Within the listing below, locate all lines containing the word "Delete". Copy each one.

▬▬▬

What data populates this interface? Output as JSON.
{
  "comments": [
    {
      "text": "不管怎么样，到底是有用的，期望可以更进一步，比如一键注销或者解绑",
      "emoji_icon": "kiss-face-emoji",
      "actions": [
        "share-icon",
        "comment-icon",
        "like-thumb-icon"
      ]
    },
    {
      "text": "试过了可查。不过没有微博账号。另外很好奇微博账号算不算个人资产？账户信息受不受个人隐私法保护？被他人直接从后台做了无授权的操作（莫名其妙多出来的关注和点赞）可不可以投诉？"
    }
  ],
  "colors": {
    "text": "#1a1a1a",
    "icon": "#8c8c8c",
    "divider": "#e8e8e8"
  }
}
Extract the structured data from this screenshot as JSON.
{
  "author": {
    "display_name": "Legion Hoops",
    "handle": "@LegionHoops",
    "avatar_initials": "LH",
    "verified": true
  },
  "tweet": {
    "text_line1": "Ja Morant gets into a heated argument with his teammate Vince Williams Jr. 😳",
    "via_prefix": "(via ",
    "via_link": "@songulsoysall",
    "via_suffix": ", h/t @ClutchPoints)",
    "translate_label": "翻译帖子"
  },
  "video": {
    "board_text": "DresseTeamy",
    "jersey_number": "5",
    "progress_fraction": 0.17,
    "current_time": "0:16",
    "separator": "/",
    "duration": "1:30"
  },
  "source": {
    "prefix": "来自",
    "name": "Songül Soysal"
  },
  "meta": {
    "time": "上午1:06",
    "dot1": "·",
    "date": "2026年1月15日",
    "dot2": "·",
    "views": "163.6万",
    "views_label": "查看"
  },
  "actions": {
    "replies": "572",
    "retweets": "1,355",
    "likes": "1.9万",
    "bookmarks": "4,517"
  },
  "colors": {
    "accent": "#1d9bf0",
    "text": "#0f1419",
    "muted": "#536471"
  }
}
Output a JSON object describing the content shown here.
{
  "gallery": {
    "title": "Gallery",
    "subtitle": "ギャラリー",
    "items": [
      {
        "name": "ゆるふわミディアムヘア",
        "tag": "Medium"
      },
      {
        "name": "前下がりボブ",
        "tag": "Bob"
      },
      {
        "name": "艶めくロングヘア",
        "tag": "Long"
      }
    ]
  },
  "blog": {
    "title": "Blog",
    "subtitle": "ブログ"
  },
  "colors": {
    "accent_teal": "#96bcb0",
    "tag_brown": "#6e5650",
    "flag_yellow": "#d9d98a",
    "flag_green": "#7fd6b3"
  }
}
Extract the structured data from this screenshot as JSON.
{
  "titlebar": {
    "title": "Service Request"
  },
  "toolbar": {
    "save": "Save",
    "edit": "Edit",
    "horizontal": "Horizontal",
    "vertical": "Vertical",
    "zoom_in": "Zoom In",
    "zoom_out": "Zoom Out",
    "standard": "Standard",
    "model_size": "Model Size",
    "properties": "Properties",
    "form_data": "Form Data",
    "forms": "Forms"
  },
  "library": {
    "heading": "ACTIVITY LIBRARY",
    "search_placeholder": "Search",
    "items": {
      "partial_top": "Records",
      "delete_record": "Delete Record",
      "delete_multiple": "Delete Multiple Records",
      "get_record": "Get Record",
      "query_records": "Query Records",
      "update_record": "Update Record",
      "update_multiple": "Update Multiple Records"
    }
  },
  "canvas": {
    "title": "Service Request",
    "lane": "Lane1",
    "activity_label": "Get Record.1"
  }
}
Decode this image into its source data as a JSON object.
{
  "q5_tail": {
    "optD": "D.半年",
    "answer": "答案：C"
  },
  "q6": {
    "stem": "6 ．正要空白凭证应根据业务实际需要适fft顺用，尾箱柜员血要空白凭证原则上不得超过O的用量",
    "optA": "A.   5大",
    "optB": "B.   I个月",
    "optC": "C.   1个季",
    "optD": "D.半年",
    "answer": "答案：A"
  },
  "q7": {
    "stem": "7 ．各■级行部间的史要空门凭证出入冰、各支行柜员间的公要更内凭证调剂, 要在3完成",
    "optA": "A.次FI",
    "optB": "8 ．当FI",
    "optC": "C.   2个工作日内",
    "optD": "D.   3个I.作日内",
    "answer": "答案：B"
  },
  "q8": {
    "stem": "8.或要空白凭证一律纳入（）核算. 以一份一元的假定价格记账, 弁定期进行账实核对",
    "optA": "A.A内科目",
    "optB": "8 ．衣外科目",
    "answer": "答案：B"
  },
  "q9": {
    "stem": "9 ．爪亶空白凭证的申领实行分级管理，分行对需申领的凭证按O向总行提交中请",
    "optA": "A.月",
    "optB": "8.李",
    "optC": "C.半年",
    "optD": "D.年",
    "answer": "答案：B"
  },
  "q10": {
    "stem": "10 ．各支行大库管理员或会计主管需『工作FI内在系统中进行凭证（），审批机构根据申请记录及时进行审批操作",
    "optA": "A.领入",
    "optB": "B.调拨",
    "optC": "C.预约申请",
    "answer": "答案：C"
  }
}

▬▬▬

### Task solution
      "delete_record": "Delete Record",
      "delete_multiple": "Delete Multiple Records",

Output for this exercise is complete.